- [EXERCISE DIRECTIONS] This exercise asks for every line of the material that includes the word "Carlsson".

+ + +

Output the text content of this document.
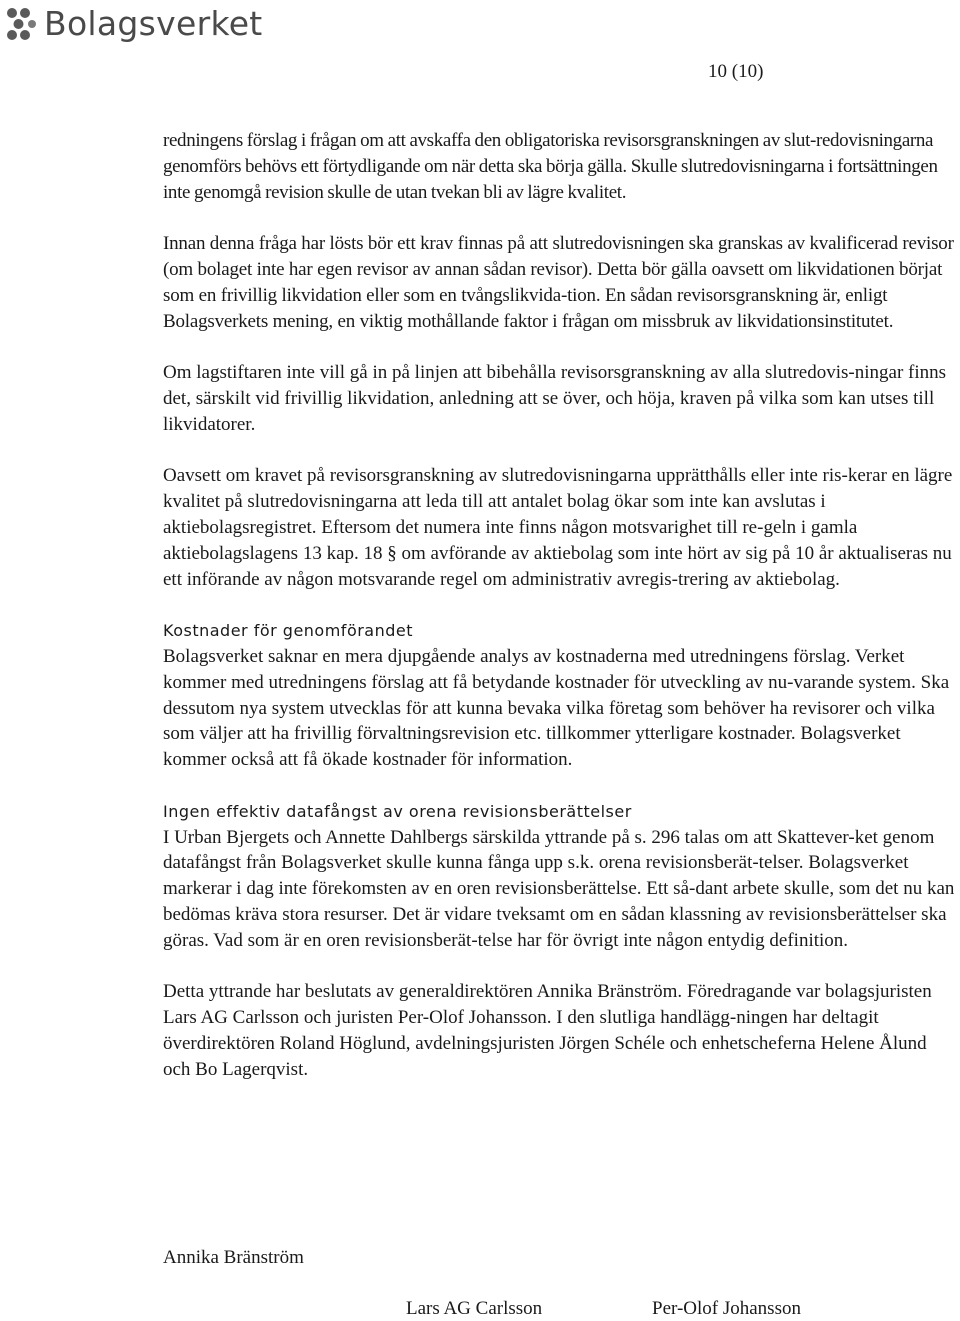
Bolagsverket
10 (10)

redningens förslag i frågan om att avskaffa den obligatoriska revisorsgranskningen av slut-redovisningarna genomförs behövs ett förtydligande om när detta ska börja gälla. Skulle slutredovisningarna i fortsättningen inte genomgå revision skulle de utan tvekan bli av lägre kvalitet.

Innan denna fråga har lösts bör ett krav finnas på att slutredovisningen ska granskas av kvalificerad revisor (om bolaget inte har egen revisor av annan sådan revisor). Detta bör gälla oavsett om likvidationen börjat som en frivillig likvidation eller som en tvångslikvida-tion. En sådan revisorsgranskning är, enligt Bolagsverkets mening, en viktig mothållande faktor i frågan om missbruk av likvidationsinstitutet.

Om lagstiftaren inte vill gå in på linjen att bibehålla revisorsgranskning av alla slutredovis-ningar finns det, särskilt vid frivillig likvidation, anledning att se över, och höja, kraven på vilka som kan utses till likvidatorer.

Oavsett om kravet på revisorsgranskning av slutredovisningarna upprätthålls eller inte ris-kerar en lägre kvalitet på slutredovisningarna att leda till att antalet bolag ökar som inte kan avslutas i aktiebolagsregistret. Eftersom det numera inte finns någon motsvarighet till re-geln i gamla aktiebolagslagens 13 kap. 18 § om avförande av aktiebolag som inte hört av sig på 10 år aktualiseras nu ett införande av någon motsvarande regel om administrativ avregis-trering av aktiebolag.

Kostnader för genomförandet

Bolagsverket saknar en mera djupgående analys av kostnaderna med utredningens förslag. Verket kommer med utredningens förslag att få betydande kostnader för utveckling av nu-varande system. Ska dessutom nya system utvecklas för att kunna bevaka vilka företag som behöver ha revisorer och vilka som väljer att ha frivillig förvaltningsrevision etc. tillkommer ytterligare kostnader. Bolagsverket kommer också att få ökade kostnader för information.

Ingen effektiv datafångst av orena revisionsberättelser

I Urban Bjergets och Annette Dahlbergs särskilda yttrande på s. 296 talas om att Skattever-ket genom datafångst från Bolagsverket skulle kunna fånga upp s.k. orena revisionsberät-telser. Bolagsverket markerar i dag inte förekomsten av en oren revisionsberättelse. Ett så-dant arbete skulle, som det nu kan bedömas kräva stora resurser. Det är vidare tveksamt om en sådan klassning av revisionsberättelser ska göras. Vad som är en oren revisionsberät-telse har för övrigt inte någon entydig definition.

Detta yttrande har beslutats av generaldirektören Annika Bränström. Föredragande var bolagsjuristen Lars AG Carlsson och juristen Per-Olof Johansson. I den slutliga handlägg-ningen har deltagit överdirektören Roland Höglund, avdelningsjuristen Jörgen Schéle och enhetscheferna Helene Ålund och Bo Lagerqvist.

Annika Bränström
Lars AG Carlsson	Per-Olof Johansson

+ + +

- [ANSWER SECTION]
Detta yttrande har beslutats av generaldirektören Annika Bränström. Föredragande var bolagsjuristen Lars AG Carlsson och juristen Per-Olof Johansson. I den slutliga handlägg-ningen har deltagit överdirektören Roland Höglund, avdelningsjuristen Jörgen Schéle och enhetscheferna Helene Ålund och Bo Lagerqvist.
Lars AG Carlsson	Per-Olof Johansson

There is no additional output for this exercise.